### OBJECTIVE
Every entry must be duplicated precisely as written.

==================================================

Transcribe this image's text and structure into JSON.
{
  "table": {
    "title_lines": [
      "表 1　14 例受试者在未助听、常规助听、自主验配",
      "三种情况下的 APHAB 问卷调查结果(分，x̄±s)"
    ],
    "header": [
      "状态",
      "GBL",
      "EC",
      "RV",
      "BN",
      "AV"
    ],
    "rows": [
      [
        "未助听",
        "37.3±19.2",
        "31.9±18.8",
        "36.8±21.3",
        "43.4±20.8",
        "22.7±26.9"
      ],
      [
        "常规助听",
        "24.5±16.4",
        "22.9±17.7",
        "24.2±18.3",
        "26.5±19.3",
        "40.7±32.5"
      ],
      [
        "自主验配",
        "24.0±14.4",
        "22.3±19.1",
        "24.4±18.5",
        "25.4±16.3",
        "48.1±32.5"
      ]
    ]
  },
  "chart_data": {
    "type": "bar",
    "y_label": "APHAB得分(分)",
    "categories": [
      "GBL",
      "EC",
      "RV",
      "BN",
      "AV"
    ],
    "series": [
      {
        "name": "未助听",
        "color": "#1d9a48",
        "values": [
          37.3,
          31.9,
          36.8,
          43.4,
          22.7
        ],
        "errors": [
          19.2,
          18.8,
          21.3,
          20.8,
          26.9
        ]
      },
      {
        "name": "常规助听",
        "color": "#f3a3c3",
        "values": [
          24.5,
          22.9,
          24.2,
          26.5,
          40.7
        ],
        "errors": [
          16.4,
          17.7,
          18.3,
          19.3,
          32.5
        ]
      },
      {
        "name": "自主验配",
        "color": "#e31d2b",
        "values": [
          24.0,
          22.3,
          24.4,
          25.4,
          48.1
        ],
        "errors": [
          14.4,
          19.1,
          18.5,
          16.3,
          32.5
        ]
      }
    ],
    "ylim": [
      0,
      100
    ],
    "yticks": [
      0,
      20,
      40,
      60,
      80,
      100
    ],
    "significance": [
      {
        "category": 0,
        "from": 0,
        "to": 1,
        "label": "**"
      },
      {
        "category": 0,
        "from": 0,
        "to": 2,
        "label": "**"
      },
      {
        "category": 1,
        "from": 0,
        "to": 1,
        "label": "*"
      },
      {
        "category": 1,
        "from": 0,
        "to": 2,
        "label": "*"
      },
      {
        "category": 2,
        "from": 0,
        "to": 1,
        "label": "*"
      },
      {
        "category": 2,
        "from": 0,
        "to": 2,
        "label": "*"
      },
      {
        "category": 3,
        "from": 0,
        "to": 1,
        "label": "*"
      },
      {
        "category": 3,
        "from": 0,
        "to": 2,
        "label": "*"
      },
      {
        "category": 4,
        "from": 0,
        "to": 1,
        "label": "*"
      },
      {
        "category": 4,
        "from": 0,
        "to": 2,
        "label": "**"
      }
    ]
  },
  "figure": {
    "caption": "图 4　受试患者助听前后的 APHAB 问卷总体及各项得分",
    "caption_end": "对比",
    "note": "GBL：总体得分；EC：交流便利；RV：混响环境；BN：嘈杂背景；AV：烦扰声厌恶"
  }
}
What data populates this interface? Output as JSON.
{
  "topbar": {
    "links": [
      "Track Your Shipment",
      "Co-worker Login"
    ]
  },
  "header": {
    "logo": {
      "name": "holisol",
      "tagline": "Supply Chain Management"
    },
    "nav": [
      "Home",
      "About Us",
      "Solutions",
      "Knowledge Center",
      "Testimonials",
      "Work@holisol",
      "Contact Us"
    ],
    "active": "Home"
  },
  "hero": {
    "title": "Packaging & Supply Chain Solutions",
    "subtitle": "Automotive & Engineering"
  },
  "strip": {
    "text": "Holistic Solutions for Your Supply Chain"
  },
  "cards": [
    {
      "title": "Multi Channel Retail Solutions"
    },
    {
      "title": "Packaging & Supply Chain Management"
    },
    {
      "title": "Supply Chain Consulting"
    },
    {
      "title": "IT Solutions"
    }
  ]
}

==================================================

### WRITTEN RESPONSE
Transcribe this image's text and structure into JSON.
{
  "table": {
    "title_lines": [
      "表 1　14 例受试者在未助听、常规助听、自主验配",
      "三种情况下的 APHAB 问卷调查结果(分，x̄±s)"
    ],
    "header": [
      "状态",
      "GBL",
      "EC",
      "RV",
      "BN",
      "AV"
    ],
    "rows": [
      [
        "未助听",
        "37.3±19.2",
        "31.9±18.8",
        "36.8±21.3",
        "43.4±20.8",
        "22.7±26.9"
      ],
      [
        "常规助听",
        "24.5±16.4",
        "22.9±17.7",
        "24.2±18.3",
        "26.5±19.3",
        "40.7±32.5"
      ],
      [
        "自主验配",
        "24.0±14.4",
        "22.3±19.1",
        "24.4±18.5",
        "25.4±16.3",
        "48.1±32.5"
      ]
    ]
  },
  "chart_data": {
    "type": "bar",
    "y_label": "APHAB得分(分)",
    "categories": [
      "GBL",
      "EC",
      "RV",
      "BN",
      "AV"
    ],
    "series": [
      {
        "name": "未助听",
        "color": "#1d9a48",
        "values": [
          37.3,
          31.9,
          36.8,
          43.4,
          22.7
        ],
        "errors": [
          19.2,
          18.8,
          21.3,
          20.8,
          26.9
        ]
      },
      {
        "name": "常规助听",
        "color": "#f3a3c3",
        "values": [
          24.5,
          22.9,
          24.2,
          26.5,
          40.7
        ],
        "errors": [
          16.4,
          17.7,
          18.3,
          19.3,
          32.5
        ]
      },
      {
        "name": "自主验配",
        "color": "#e31d2b",
        "values": [
          24.0,
          22.3,
          24.4,
          25.4,
          48.1
        ],
        "errors": [
          14.4,
          19.1,
          18.5,
          16.3,
          32.5
        ]
      }
    ],
    "ylim": [
      0,
      100
    ],
    "yticks": [
      0,
      20,
      40,
      60,
      80,
      100
    ],
    "significance": [
      {
        "category": 0,
        "from": 0,
        "to": 1,
        "label": "**"
      },
      {
        "category": 0,
        "from": 0,
        "to": 2,
        "label": "**"
      },
      {
        "category": 1,
        "from": 0,
        "to": 1,
        "label": "*"
      },
      {
        "category": 1,
        "from": 0,
        "to": 2,
        "label": "*"
      },
      {
        "category": 2,
        "from": 0,
        "to": 1,
        "label": "*"
      },
      {
        "category": 2,
        "from": 0,
        "to": 2,
        "label": "*"
      },
      {
        "category": 3,
        "from": 0,
        "to": 1,
        "label": "*"
      },
      {
        "category": 3,
        "from": 0,
        "to": 2,
        "label": "*"
      },
      {
        "category": 4,
        "from": 0,
        "to": 1,
        "label": "*"
      },
      {
        "category": 4,
        "from": 0,
        "to": 2,
        "label": "**"
      }
    ]
  },
  "figure": {
    "caption": "图 4　受试患者助听前后的 APHAB 问卷总体及各项得分",
    "caption_end": "对比",
    "note": "GBL：总体得分；EC：交流便利；RV：混响环境；BN：嘈杂背景；AV：烦扰声厌恶"
  }
}
What data populates this interface? Output as JSON.
{
  "topbar": {
    "links": [
      "Track Your Shipment",
      "Co-worker Login"
    ]
  },
  "header": {
    "logo": {
      "name": "holisol",
      "tagline": "Supply Chain Management"
    },
    "nav": [
      "Home",
      "About Us",
      "Solutions",
      "Knowledge Center",
      "Testimonials",
      "Work@holisol",
      "Contact Us"
    ],
    "active": "Home"
  },
  "hero": {
    "title": "Packaging & Supply Chain Solutions",
    "subtitle": "Automotive & Engineering"
  },
  "strip": {
    "text": "Holistic Solutions for Your Supply Chain"
  },
  "cards": [
    {
      "title": "Multi Channel Retail Solutions"
    },
    {
      "title": "Packaging & Supply Chain Management"
    },
    {
      "title": "Supply Chain Consulting"
    },
    {
      "title": "IT Solutions"
    }
  ]
}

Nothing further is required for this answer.